Directive
Find the lines that hold "TurboSmooth". Report only how many there are.

——

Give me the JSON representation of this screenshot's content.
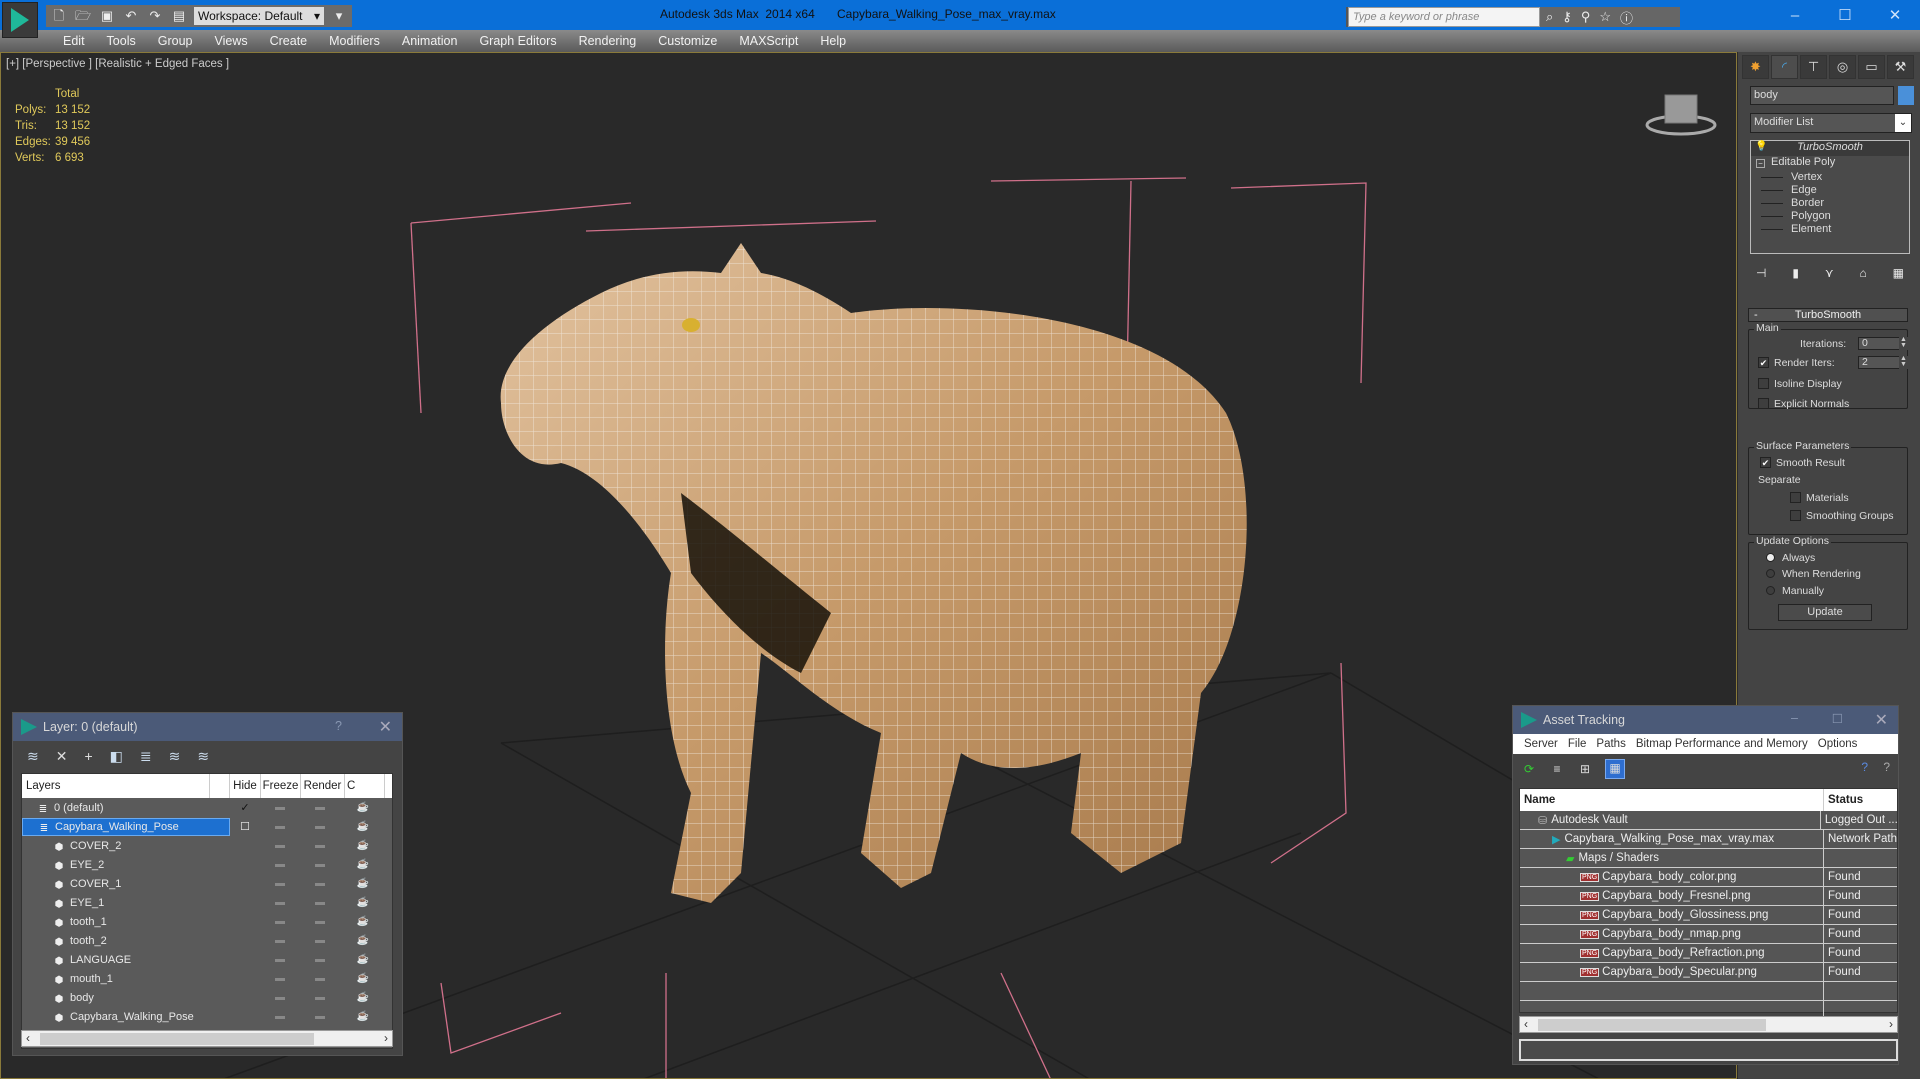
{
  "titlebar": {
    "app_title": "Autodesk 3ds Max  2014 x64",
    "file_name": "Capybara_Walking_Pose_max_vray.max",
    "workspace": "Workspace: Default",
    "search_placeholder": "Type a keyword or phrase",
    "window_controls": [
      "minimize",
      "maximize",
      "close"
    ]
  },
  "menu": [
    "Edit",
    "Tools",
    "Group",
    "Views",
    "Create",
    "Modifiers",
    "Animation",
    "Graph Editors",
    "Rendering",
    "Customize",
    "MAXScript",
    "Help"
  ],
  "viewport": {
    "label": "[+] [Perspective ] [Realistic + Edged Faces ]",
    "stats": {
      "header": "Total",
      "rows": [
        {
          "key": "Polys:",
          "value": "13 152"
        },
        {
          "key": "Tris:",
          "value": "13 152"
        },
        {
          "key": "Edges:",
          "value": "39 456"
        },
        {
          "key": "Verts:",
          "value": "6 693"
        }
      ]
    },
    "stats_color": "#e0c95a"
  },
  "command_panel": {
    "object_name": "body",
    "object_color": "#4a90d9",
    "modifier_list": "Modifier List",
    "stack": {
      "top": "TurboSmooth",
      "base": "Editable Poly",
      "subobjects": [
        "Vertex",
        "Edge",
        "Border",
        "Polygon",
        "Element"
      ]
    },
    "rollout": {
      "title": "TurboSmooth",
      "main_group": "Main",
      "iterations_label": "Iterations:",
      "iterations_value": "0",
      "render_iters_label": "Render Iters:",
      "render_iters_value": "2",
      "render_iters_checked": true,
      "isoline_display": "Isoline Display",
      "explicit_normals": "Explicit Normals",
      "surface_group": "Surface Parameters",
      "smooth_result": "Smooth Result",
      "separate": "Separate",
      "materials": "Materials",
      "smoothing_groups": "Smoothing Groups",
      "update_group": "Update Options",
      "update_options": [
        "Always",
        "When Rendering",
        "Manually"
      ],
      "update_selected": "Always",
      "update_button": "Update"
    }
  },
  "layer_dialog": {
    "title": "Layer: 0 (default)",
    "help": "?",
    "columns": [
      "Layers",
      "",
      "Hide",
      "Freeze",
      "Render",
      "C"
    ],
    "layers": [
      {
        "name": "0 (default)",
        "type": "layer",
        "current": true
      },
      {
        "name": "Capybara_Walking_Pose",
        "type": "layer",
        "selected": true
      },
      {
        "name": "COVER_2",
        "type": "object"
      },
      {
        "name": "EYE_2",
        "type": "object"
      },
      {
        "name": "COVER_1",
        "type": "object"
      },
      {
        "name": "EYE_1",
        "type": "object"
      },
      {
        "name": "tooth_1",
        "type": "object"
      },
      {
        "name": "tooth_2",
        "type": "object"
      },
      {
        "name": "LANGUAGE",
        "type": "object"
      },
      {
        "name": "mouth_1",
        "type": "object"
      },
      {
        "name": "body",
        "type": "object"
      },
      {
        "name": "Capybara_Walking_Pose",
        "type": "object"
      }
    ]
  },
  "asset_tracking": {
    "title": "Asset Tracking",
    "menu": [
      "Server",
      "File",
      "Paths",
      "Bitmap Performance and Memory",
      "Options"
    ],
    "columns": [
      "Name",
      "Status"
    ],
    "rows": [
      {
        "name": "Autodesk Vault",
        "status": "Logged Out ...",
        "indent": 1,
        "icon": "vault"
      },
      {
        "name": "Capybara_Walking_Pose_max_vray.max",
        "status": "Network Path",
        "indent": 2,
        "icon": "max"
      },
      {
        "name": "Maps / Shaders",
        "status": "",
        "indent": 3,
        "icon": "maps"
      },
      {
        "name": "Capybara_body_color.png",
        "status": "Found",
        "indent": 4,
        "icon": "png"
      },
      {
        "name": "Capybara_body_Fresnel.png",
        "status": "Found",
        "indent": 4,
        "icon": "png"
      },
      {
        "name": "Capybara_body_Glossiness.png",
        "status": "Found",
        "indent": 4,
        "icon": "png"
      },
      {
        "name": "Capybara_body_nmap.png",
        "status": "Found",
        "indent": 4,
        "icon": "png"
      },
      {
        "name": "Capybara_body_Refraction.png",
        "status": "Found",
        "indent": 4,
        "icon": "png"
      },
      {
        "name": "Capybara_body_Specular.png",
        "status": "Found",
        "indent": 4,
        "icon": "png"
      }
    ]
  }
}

——

Response to this task
2